### Passage for review
··········

Figure 12-3 (From Goldberger AL. Clinical electrocardiography: a simplified approach. 7th ed. Philadelphia: Mosby; 2006, Figure 15-5.)
Ventricular fibrillation: This rhythm is totally erratic, with no pattern or consistency. The rate is usually between 350 and 450 bpm.
There are tracings of all three of the ventricular arrhythmias in Figures 12-4 and 12-5. Study the differences in terms of rate.
Figure 12-4 (From Goldberger AL. Clinical electrocardiography: a simplified approach. 7th ed. Philadelphia: Mosby; 2006, Figure 16-4.)
Figure 12-5 (From Goldberger AL. Clinical electrocardiography: a simplified approach. 7th ed. Philadelphia: Mosby; 2006, Figure 16-13.)
Obviously, there are multiple cardiac arrhythmias not demonstrated here. The key to recognizing them is in your description: what the rate is, what waveforms are present, and what those forms look like. For example, looking at the length of the PR interval and the length of the QRS complex can tell you where the focus of the rhythm is originating.
Step 3: Determine the Axis
The axis refers to the direction of depolarization of the heart. One very quick way to determine the axis is to look at two leads: leads I and aVF. In general, if the QRS complex is upward-pointing (or positive) in both of these leads, then the axis is normal. If the QRS is positive in lead I and downward-pointing (or negative) in lead aVF, then there is left-axis deviation. If the axis in lead I is negative but aVF is positive, there is right-axis deviation. If leads I and aVF are both downward-pointing, there is extreme right- or extreme left-axis deviation.
If we now refer to the first ECG tracing in this chapter (see Fig. 12-1), you can continue your description: “The rate is approximately 75 beats per minute, the rhythm is sinus, and the axis is normal.”
Step 4: Look for Hypertrophy and Chamber Size
Corresponding waveforms can provide information about chamber size.

··········

(Bounding box prediction records)
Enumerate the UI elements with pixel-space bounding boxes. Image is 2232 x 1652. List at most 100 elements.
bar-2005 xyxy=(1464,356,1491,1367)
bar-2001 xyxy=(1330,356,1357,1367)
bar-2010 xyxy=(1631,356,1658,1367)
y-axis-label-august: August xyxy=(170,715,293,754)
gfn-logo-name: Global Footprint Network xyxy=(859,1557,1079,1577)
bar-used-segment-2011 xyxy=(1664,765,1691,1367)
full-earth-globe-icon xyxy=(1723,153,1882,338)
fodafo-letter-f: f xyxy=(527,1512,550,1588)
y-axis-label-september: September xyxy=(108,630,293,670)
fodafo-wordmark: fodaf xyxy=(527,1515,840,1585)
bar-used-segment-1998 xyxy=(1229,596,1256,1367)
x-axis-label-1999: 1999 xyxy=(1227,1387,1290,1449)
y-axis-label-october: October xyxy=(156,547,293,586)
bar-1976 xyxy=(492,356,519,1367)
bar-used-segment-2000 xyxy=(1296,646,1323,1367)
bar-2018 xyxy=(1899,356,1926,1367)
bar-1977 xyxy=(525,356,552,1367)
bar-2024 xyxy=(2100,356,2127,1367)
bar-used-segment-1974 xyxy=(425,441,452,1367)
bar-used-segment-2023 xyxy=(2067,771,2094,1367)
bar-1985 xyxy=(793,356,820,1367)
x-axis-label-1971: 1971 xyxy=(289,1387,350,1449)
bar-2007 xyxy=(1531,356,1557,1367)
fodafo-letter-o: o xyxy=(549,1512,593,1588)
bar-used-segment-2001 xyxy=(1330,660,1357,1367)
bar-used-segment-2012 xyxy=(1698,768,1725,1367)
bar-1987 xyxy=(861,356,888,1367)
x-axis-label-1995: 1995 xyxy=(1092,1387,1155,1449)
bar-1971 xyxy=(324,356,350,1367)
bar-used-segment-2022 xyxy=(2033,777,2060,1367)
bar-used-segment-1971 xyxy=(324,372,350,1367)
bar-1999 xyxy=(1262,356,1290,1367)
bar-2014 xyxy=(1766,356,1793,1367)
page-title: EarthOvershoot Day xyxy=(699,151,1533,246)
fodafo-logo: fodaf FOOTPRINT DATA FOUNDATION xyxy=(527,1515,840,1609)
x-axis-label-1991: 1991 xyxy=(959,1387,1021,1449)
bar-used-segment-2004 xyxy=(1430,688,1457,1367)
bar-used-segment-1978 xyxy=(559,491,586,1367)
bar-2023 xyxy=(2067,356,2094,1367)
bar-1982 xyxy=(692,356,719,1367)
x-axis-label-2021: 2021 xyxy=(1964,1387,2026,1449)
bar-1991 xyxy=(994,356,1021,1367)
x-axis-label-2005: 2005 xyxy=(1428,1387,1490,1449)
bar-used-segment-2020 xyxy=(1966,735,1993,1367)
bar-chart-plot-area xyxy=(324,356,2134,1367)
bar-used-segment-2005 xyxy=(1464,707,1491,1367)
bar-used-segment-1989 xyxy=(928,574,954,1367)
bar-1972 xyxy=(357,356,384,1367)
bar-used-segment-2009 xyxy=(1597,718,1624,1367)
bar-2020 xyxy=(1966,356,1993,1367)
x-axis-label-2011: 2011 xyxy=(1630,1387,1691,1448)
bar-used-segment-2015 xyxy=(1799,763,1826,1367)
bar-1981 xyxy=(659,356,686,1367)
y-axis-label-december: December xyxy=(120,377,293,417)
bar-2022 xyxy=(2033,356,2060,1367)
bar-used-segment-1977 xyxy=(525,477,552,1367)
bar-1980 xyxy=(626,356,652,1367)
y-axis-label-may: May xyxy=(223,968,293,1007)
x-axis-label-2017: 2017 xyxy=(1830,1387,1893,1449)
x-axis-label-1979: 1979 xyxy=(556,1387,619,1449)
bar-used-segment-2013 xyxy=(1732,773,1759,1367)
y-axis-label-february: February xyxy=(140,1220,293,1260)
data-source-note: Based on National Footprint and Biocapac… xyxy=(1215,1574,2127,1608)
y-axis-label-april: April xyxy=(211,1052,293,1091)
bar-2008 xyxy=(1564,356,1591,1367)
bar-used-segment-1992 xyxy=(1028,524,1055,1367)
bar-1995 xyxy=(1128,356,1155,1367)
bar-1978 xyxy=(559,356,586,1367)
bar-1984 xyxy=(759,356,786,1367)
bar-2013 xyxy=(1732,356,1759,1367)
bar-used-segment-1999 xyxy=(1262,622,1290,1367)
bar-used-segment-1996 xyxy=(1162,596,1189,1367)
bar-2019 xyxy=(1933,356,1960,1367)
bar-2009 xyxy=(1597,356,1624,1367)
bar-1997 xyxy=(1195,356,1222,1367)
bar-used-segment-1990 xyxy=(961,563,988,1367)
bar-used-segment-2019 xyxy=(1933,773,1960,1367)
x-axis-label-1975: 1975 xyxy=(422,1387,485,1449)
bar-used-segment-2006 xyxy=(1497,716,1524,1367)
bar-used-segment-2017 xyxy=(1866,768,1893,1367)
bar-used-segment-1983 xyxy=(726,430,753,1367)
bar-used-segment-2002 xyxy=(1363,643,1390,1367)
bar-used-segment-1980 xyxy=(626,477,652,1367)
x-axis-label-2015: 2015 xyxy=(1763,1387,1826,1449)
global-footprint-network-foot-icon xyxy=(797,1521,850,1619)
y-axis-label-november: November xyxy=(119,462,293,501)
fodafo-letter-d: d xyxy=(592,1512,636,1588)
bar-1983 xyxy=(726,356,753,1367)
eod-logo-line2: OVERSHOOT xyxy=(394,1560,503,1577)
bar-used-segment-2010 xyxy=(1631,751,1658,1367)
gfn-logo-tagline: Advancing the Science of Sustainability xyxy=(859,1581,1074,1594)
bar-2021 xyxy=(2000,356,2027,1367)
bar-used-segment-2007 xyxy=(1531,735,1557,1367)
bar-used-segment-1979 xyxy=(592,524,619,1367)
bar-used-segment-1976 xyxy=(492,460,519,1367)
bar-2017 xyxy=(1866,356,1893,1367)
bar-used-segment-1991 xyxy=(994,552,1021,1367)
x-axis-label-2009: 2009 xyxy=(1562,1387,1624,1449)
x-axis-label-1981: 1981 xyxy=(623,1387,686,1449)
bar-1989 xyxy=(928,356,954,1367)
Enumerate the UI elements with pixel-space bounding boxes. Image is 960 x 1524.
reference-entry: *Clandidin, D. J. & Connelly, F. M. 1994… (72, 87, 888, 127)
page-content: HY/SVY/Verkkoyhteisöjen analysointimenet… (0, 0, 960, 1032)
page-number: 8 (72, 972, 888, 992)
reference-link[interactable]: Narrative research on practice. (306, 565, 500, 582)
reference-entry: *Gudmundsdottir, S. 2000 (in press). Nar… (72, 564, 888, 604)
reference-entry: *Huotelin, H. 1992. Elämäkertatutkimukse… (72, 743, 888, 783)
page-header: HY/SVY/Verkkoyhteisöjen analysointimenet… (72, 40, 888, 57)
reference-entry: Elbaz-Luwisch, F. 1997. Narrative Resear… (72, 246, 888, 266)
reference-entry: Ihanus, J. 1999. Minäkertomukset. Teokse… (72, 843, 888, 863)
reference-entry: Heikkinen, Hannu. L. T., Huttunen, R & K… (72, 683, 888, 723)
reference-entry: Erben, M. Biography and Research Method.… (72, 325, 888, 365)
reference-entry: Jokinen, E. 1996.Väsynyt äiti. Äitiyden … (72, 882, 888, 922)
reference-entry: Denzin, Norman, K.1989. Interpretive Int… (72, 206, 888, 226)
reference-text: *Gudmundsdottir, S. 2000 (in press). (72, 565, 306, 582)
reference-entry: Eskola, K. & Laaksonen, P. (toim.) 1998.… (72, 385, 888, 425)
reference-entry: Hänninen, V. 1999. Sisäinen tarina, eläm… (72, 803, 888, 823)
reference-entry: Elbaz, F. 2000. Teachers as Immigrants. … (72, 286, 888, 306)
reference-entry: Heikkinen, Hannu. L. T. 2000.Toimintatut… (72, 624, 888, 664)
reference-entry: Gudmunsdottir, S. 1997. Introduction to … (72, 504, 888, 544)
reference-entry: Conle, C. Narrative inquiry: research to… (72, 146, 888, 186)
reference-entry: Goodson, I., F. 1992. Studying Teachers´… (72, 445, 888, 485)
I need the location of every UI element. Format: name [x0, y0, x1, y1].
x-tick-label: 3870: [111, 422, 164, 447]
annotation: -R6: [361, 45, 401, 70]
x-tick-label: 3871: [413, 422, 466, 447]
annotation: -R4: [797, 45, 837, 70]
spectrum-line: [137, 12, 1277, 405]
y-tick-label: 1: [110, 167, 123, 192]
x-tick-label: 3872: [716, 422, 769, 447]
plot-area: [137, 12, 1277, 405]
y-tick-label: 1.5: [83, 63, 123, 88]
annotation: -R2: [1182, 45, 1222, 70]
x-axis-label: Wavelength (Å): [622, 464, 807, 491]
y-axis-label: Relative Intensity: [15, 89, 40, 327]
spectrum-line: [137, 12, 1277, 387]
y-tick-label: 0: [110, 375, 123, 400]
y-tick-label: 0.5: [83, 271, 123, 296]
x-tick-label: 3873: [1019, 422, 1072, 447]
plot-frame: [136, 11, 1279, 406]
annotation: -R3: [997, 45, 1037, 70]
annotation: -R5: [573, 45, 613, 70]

··········

### What is required
Pick up the electrocardiogram text right after its last sentence and keep writing it. The records have no connection to the electrocardiogram text.

### Task response
Ventricular hypertrophy: Here we will look at the QRS complex. Look for right ventricular hypertrophy in lead V1: if the S wave is smaller than the R wave, then the right ventricle is hypertrophied; the R waves in leads V2 through V4 will also become progressively smaller. In left ventricular hypertrophy, there will be a deep S wave in V1 and left-axis deviation. There will also be a very tall R wave in V5. If you add the number of smaller grid boxes from the size of the S wave in lead V1 and the size of the R wave in V5 and you find more than 35 boxes, there is left ventricular hypertrophy. You can also look at lead aVL; if the height of the R wave is greater than 11 small grid boxes, there is left ventricular hypertrophy. Examining these features in our original ECG (see Fig. 12-1), the description now reads: “Rate of 75 bpm, sinus rhythm, normal axis with no hypertrophy.”
Step 5: Look for Evidence of Ischemia, Injury, or Infarction
Infarction: Here you will need to examine the ST segments. In a normal ECG (such as in Fig. 12-1), this segment is flat, without a wave to it. When the ST segment is elevated, there is acute injury to the underlying myocardium. It is the earliest sign of a myocardial infarction on the ECG. If the ST segment is elevated without a Q wave, this may be a non–Q-wave infarction. ST segments can also be depressed. This usually happens in patients with subendocardial infarctions that do not extend through the full thickness of the heart wall and is another type of non–Q-wave infarction. Q waves form when an area of the heart becomes necrotic. A significant Q wave is at least one small grid box wide.
Any patient with these findings needs immediate attention in the ER setting.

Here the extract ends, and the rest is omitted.